-- Begin Supplied records --

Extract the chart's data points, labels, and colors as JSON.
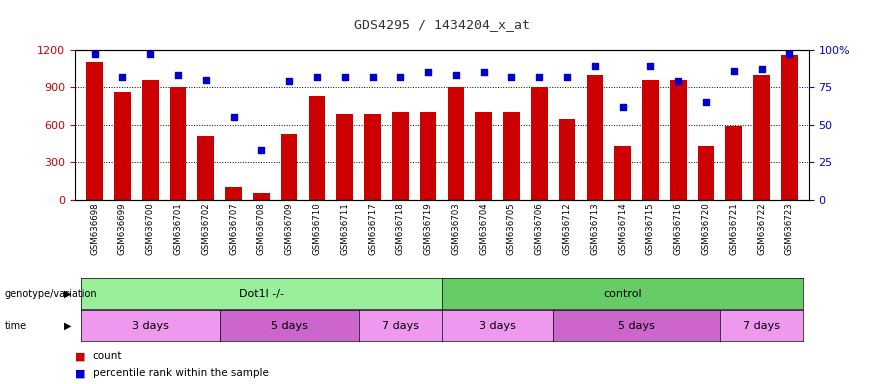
{
  "title": "GDS4295 / 1434204_x_at",
  "samples": [
    "GSM636698",
    "GSM636699",
    "GSM636700",
    "GSM636701",
    "GSM636702",
    "GSM636707",
    "GSM636708",
    "GSM636709",
    "GSM636710",
    "GSM636711",
    "GSM636717",
    "GSM636718",
    "GSM636719",
    "GSM636703",
    "GSM636704",
    "GSM636705",
    "GSM636706",
    "GSM636712",
    "GSM636713",
    "GSM636714",
    "GSM636715",
    "GSM636716",
    "GSM636720",
    "GSM636721",
    "GSM636722",
    "GSM636723"
  ],
  "counts": [
    1100,
    860,
    960,
    900,
    510,
    100,
    50,
    530,
    830,
    690,
    690,
    700,
    700,
    900,
    700,
    700,
    900,
    650,
    1000,
    430,
    960,
    960,
    430,
    590,
    1000,
    1160
  ],
  "percentiles": [
    97,
    82,
    97,
    83,
    80,
    55,
    33,
    79,
    82,
    82,
    82,
    82,
    85,
    83,
    85,
    82,
    82,
    82,
    89,
    62,
    89,
    79,
    65,
    86,
    87,
    97
  ],
  "bar_color": "#cc0000",
  "dot_color": "#0000cc",
  "ylim_left": [
    0,
    1200
  ],
  "ylim_right": [
    0,
    100
  ],
  "yticks_left": [
    0,
    300,
    600,
    900,
    1200
  ],
  "yticks_right": [
    0,
    25,
    50,
    75,
    100
  ],
  "background_color": "#ffffff",
  "plot_bg_color": "#ffffff",
  "title_color": "#333333",
  "tick_label_color": "#cc0000",
  "right_tick_color": "#0000cc",
  "groups": [
    {
      "label": "Dot1l -/-",
      "start": 0,
      "end": 13,
      "color": "#99ee99"
    },
    {
      "label": "control",
      "start": 13,
      "end": 26,
      "color": "#66cc66"
    }
  ],
  "time_groups": [
    {
      "label": "3 days",
      "start": 0,
      "end": 5,
      "color": "#ee99ee"
    },
    {
      "label": "5 days",
      "start": 5,
      "end": 10,
      "color": "#cc66cc"
    },
    {
      "label": "7 days",
      "start": 10,
      "end": 13,
      "color": "#ee99ee"
    },
    {
      "label": "3 days",
      "start": 13,
      "end": 17,
      "color": "#ee99ee"
    },
    {
      "label": "5 days",
      "start": 17,
      "end": 23,
      "color": "#cc66cc"
    },
    {
      "label": "7 days",
      "start": 23,
      "end": 26,
      "color": "#ee99ee"
    }
  ],
  "legend_count_label": "count",
  "legend_pct_label": "percentile rank within the sample",
  "row_label_genotype": "genotype/variation",
  "row_label_time": "time"
}
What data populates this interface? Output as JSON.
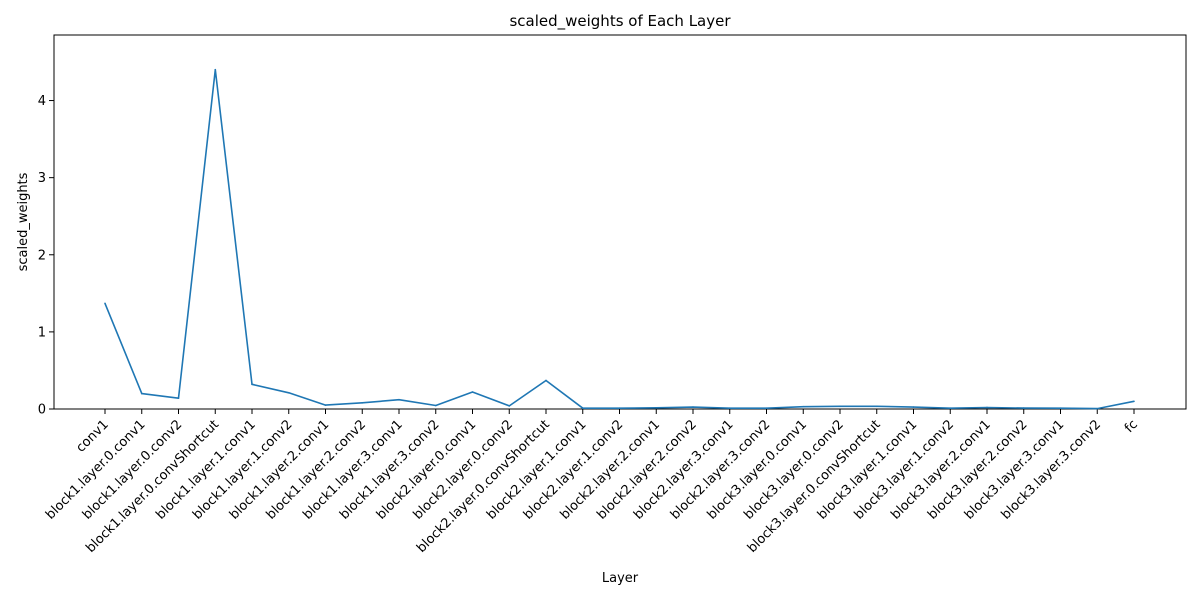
{
  "chart_data": {
    "type": "line",
    "title": "scaled_weights of Each Layer",
    "xlabel": "Layer",
    "ylabel": "scaled_weights",
    "ylim": [
      0,
      4.85
    ],
    "yticks": [
      0,
      1,
      2,
      3,
      4
    ],
    "grid": false,
    "legend": "none",
    "line_color": "#1f77b4",
    "categories": [
      "conv1",
      "block1.layer.0.conv1",
      "block1.layer.0.conv2",
      "block1.layer.0.convShortcut",
      "block1.layer.1.conv1",
      "block1.layer.1.conv2",
      "block1.layer.2.conv1",
      "block1.layer.2.conv2",
      "block1.layer.3.conv1",
      "block1.layer.3.conv2",
      "block2.layer.0.conv1",
      "block2.layer.0.conv2",
      "block2.layer.0.convShortcut",
      "block2.layer.1.conv1",
      "block2.layer.1.conv2",
      "block2.layer.2.conv1",
      "block2.layer.2.conv2",
      "block2.layer.3.conv1",
      "block2.layer.3.conv2",
      "block3.layer.0.conv1",
      "block3.layer.0.conv2",
      "block3.layer.0.convShortcut",
      "block3.layer.1.conv1",
      "block3.layer.1.conv2",
      "block3.layer.2.conv1",
      "block3.layer.2.conv2",
      "block3.layer.3.conv1",
      "block3.layer.3.conv2",
      "fc"
    ],
    "values": [
      1.37,
      0.2,
      0.14,
      4.4,
      0.32,
      0.21,
      0.05,
      0.08,
      0.12,
      0.045,
      0.22,
      0.04,
      0.37,
      0.01,
      0.01,
      0.015,
      0.025,
      0.01,
      0.01,
      0.03,
      0.035,
      0.035,
      0.025,
      0.01,
      0.02,
      0.012,
      0.01,
      0.005,
      0.1
    ]
  }
}
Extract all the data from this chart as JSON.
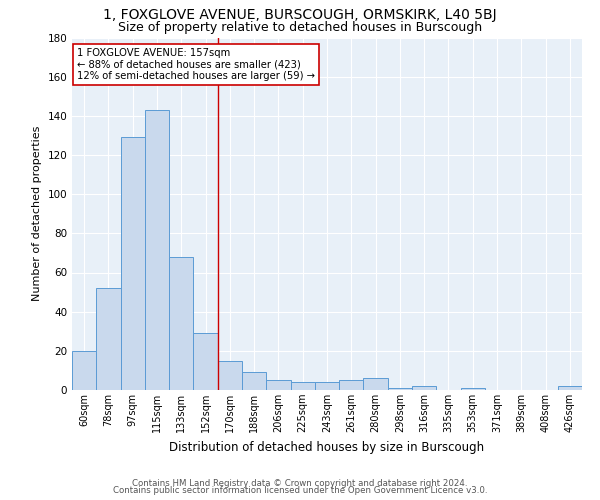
{
  "title": "1, FOXGLOVE AVENUE, BURSCOUGH, ORMSKIRK, L40 5BJ",
  "subtitle": "Size of property relative to detached houses in Burscough",
  "xlabel": "Distribution of detached houses by size in Burscough",
  "ylabel": "Number of detached properties",
  "bar_labels": [
    "60sqm",
    "78sqm",
    "97sqm",
    "115sqm",
    "133sqm",
    "152sqm",
    "170sqm",
    "188sqm",
    "206sqm",
    "225sqm",
    "243sqm",
    "261sqm",
    "280sqm",
    "298sqm",
    "316sqm",
    "335sqm",
    "353sqm",
    "371sqm",
    "389sqm",
    "408sqm",
    "426sqm"
  ],
  "bar_values": [
    20,
    52,
    129,
    143,
    68,
    29,
    15,
    9,
    5,
    4,
    4,
    5,
    6,
    1,
    2,
    0,
    1,
    0,
    0,
    0,
    2
  ],
  "bar_color": "#c9d9ed",
  "bar_edge_color": "#5b9bd5",
  "property_line_x": 5.5,
  "property_line_color": "#cc0000",
  "annotation_text": "1 FOXGLOVE AVENUE: 157sqm\n← 88% of detached houses are smaller (423)\n12% of semi-detached houses are larger (59) →",
  "annotation_box_color": "#ffffff",
  "annotation_box_edge": "#cc0000",
  "ylim": [
    0,
    180
  ],
  "footnote1": "Contains HM Land Registry data © Crown copyright and database right 2024.",
  "footnote2": "Contains public sector information licensed under the Open Government Licence v3.0.",
  "background_color": "#e8f0f8",
  "grid_color": "#ffffff",
  "title_fontsize": 10,
  "subtitle_fontsize": 9
}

-- End Supplied records --

_What is asked:_
All of the material above is to be copied exactly, except for its images.

_Written answer:_
Extract the chart's data points, labels, and colors as JSON.
{
  "title": "GDS4295 / 1434204_x_at",
  "samples": [
    "GSM636698",
    "GSM636699",
    "GSM636700",
    "GSM636701",
    "GSM636702",
    "GSM636707",
    "GSM636708",
    "GSM636709",
    "GSM636710",
    "GSM636711",
    "GSM636717",
    "GSM636718",
    "GSM636719",
    "GSM636703",
    "GSM636704",
    "GSM636705",
    "GSM636706",
    "GSM636712",
    "GSM636713",
    "GSM636714",
    "GSM636715",
    "GSM636716",
    "GSM636720",
    "GSM636721",
    "GSM636722",
    "GSM636723"
  ],
  "counts": [
    1100,
    860,
    960,
    900,
    510,
    100,
    50,
    530,
    830,
    690,
    690,
    700,
    700,
    900,
    700,
    700,
    900,
    650,
    1000,
    430,
    960,
    960,
    430,
    590,
    1000,
    1160
  ],
  "percentiles": [
    97,
    82,
    97,
    83,
    80,
    55,
    33,
    79,
    82,
    82,
    82,
    82,
    85,
    83,
    85,
    82,
    82,
    82,
    89,
    62,
    89,
    79,
    65,
    86,
    87,
    97
  ],
  "bar_color": "#cc0000",
  "dot_color": "#0000cc",
  "ylim_left": [
    0,
    1200
  ],
  "ylim_right": [
    0,
    100
  ],
  "yticks_left": [
    0,
    300,
    600,
    900,
    1200
  ],
  "yticks_right": [
    0,
    25,
    50,
    75,
    100
  ],
  "background_color": "#ffffff",
  "plot_bg_color": "#ffffff",
  "title_color": "#333333",
  "tick_label_color": "#cc0000",
  "right_tick_color": "#0000cc",
  "groups": [
    {
      "label": "Dot1l -/-",
      "start": 0,
      "end": 13,
      "color": "#99ee99"
    },
    {
      "label": "control",
      "start": 13,
      "end": 26,
      "color": "#66cc66"
    }
  ],
  "time_groups": [
    {
      "label": "3 days",
      "start": 0,
      "end": 5,
      "color": "#ee99ee"
    },
    {
      "label": "5 days",
      "start": 5,
      "end": 10,
      "color": "#cc66cc"
    },
    {
      "label": "7 days",
      "start": 10,
      "end": 13,
      "color": "#ee99ee"
    },
    {
      "label": "3 days",
      "start": 13,
      "end": 17,
      "color": "#ee99ee"
    },
    {
      "label": "5 days",
      "start": 17,
      "end": 23,
      "color": "#cc66cc"
    },
    {
      "label": "7 days",
      "start": 23,
      "end": 26,
      "color": "#ee99ee"
    }
  ],
  "legend_count_label": "count",
  "legend_pct_label": "percentile rank within the sample",
  "row_label_genotype": "genotype/variation",
  "row_label_time": "time"
}
What data populates this interface? Output as JSON.
{
  "chart_data": {
    "type": "line",
    "title": "scaled_weights of Each Layer",
    "xlabel": "Layer",
    "ylabel": "scaled_weights",
    "ylim": [
      0,
      4.85
    ],
    "yticks": [
      0,
      1,
      2,
      3,
      4
    ],
    "grid": false,
    "legend": "none",
    "line_color": "#1f77b4",
    "categories": [
      "conv1",
      "block1.layer.0.conv1",
      "block1.layer.0.conv2",
      "block1.layer.0.convShortcut",
      "block1.layer.1.conv1",
      "block1.layer.1.conv2",
      "block1.layer.2.conv1",
      "block1.layer.2.conv2",
      "block1.layer.3.conv1",
      "block1.layer.3.conv2",
      "block2.layer.0.conv1",
      "block2.layer.0.conv2",
      "block2.layer.0.convShortcut",
      "block2.layer.1.conv1",
      "block2.layer.1.conv2",
      "block2.layer.2.conv1",
      "block2.layer.2.conv2",
      "block2.layer.3.conv1",
      "block2.layer.3.conv2",
      "block3.layer.0.conv1",
      "block3.layer.0.conv2",
      "block3.layer.0.convShortcut",
      "block3.layer.1.conv1",
      "block3.layer.1.conv2",
      "block3.layer.2.conv1",
      "block3.layer.2.conv2",
      "block3.layer.3.conv1",
      "block3.layer.3.conv2",
      "fc"
    ],
    "values": [
      1.37,
      0.2,
      0.14,
      4.4,
      0.32,
      0.21,
      0.05,
      0.08,
      0.12,
      0.045,
      0.22,
      0.04,
      0.37,
      0.01,
      0.01,
      0.015,
      0.025,
      0.01,
      0.01,
      0.03,
      0.035,
      0.035,
      0.025,
      0.01,
      0.02,
      0.012,
      0.01,
      0.005,
      0.1
    ]
  }
}
Extract all the data from this chart as JSON.
{
  "title": "1, FOXGLOVE AVENUE, BURSCOUGH, ORMSKIRK, L40 5BJ",
  "subtitle": "Size of property relative to detached houses in Burscough",
  "xlabel": "Distribution of detached houses by size in Burscough",
  "ylabel": "Number of detached properties",
  "bar_labels": [
    "60sqm",
    "78sqm",
    "97sqm",
    "115sqm",
    "133sqm",
    "152sqm",
    "170sqm",
    "188sqm",
    "206sqm",
    "225sqm",
    "243sqm",
    "261sqm",
    "280sqm",
    "298sqm",
    "316sqm",
    "335sqm",
    "353sqm",
    "371sqm",
    "389sqm",
    "408sqm",
    "426sqm"
  ],
  "bar_values": [
    20,
    52,
    129,
    143,
    68,
    29,
    15,
    9,
    5,
    4,
    4,
    5,
    6,
    1,
    2,
    0,
    1,
    0,
    0,
    0,
    2
  ],
  "bar_color": "#c9d9ed",
  "bar_edge_color": "#5b9bd5",
  "property_line_x": 5.5,
  "property_line_color": "#cc0000",
  "annotation_text": "1 FOXGLOVE AVENUE: 157sqm\n← 88% of detached houses are smaller (423)\n12% of semi-detached houses are larger (59) →",
  "annotation_box_color": "#ffffff",
  "annotation_box_edge": "#cc0000",
  "ylim": [
    0,
    180
  ],
  "footnote1": "Contains HM Land Registry data © Crown copyright and database right 2024.",
  "footnote2": "Contains public sector information licensed under the Open Government Licence v3.0.",
  "background_color": "#e8f0f8",
  "grid_color": "#ffffff",
  "title_fontsize": 10,
  "subtitle_fontsize": 9
}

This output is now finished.